- _Given exercise_: Tally the lines that include "icon". Output the number only.

- _Data supplied_:
[Begin]

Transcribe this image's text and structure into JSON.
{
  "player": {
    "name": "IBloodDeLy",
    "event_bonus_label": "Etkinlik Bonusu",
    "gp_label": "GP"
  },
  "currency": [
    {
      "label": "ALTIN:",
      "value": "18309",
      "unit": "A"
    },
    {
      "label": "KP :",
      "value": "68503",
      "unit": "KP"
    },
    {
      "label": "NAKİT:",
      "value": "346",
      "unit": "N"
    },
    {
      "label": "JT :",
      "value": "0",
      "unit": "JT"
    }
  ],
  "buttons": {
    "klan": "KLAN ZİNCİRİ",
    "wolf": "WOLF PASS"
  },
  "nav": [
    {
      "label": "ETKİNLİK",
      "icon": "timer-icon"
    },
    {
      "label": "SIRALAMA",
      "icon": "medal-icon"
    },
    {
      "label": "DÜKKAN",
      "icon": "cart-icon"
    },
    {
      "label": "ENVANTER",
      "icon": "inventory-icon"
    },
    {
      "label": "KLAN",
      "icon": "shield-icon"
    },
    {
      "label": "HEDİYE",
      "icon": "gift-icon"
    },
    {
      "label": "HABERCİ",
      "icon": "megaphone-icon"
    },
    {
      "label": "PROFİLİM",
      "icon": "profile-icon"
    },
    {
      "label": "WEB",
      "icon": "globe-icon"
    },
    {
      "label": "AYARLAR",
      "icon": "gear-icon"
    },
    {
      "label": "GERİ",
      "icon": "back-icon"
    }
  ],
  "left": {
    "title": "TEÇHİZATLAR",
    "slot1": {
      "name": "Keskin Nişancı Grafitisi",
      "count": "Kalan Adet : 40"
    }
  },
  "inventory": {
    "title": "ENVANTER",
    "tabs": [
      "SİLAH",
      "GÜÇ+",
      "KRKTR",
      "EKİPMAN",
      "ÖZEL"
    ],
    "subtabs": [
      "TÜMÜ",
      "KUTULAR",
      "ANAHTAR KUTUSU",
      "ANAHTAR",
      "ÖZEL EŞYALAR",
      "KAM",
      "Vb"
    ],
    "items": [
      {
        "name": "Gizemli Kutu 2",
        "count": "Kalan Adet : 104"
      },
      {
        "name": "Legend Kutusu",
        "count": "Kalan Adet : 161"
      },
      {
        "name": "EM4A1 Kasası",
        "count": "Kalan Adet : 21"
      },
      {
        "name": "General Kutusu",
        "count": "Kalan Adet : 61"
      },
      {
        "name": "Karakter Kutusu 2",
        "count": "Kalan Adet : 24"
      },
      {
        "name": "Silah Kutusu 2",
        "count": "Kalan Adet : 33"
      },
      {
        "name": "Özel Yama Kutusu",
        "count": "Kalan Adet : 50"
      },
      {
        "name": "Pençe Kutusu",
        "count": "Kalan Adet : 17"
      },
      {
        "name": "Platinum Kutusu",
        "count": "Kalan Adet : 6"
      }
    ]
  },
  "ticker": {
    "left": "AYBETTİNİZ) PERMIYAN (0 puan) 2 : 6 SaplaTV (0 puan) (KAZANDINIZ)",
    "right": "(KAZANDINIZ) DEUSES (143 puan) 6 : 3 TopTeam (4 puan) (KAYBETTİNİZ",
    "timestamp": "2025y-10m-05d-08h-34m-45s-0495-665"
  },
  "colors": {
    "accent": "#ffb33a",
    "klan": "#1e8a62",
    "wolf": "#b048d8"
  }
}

[End]

- _Problem solution_: 11